↓
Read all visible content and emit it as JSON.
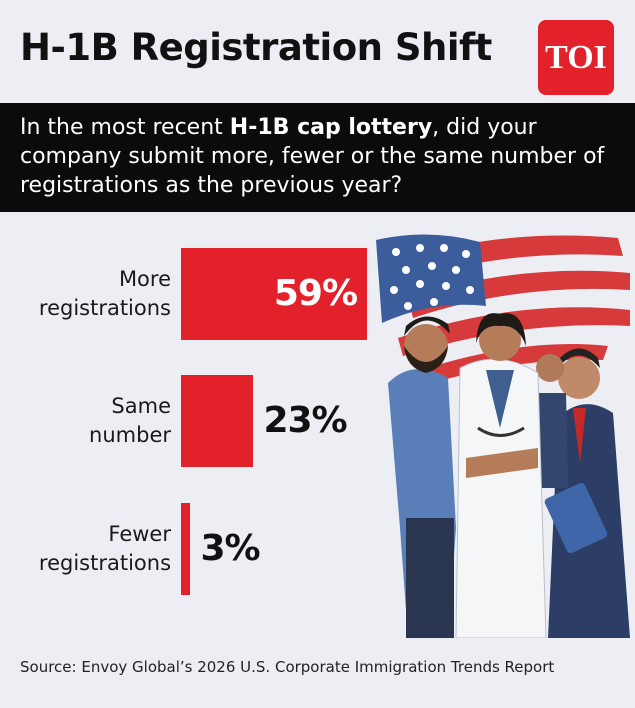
{
  "chart_data": {
    "type": "bar",
    "orientation": "horizontal",
    "title": "H-1B Registration Shift",
    "logo": "TOI",
    "question": {
      "before": "In the most recent ",
      "bold": "H-1B cap lottery",
      "after": ", did your company submit more, fewer or the same number of registrations as the previous year?"
    },
    "categories": [
      "More registrations",
      "Same number",
      "Fewer registrations"
    ],
    "values": [
      59,
      23,
      3
    ],
    "value_labels": [
      "59%",
      "23%",
      "3%"
    ],
    "color": "#e3212a",
    "source": "Source: Envoy Global’s 2026 U.S. Corporate Immigration Trends Report"
  }
}
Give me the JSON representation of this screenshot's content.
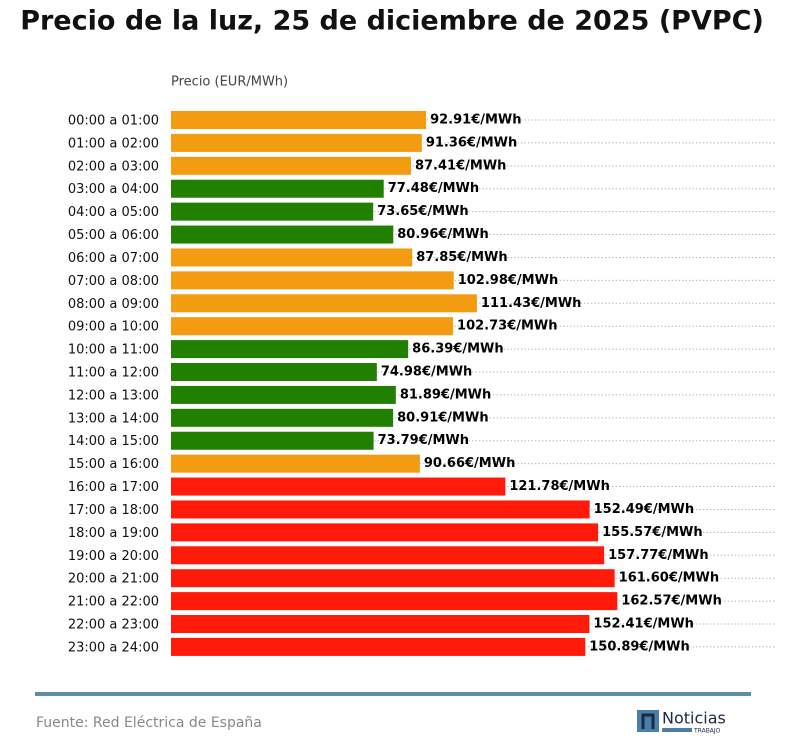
↑
§ Work to complete
Give back the whole listing as it stands, minus its pictures.

§ Task response
Read all visible content and emit it as JSON.
{
  "chart_data": {
    "type": "bar",
    "orientation": "horizontal",
    "title": "H-1B Registration Shift",
    "logo": "TOI",
    "question": {
      "before": "In the most recent ",
      "bold": "H-1B cap lottery",
      "after": ", did your company submit more, fewer or the same number of registrations as the previous year?"
    },
    "categories": [
      "More registrations",
      "Same number",
      "Fewer registrations"
    ],
    "values": [
      59,
      23,
      3
    ],
    "value_labels": [
      "59%",
      "23%",
      "3%"
    ],
    "color": "#e3212a",
    "source": "Source: Envoy Global’s 2026 U.S. Corporate Immigration Trends Report"
  }
}
Give me the JSON representation of this screenshot's content.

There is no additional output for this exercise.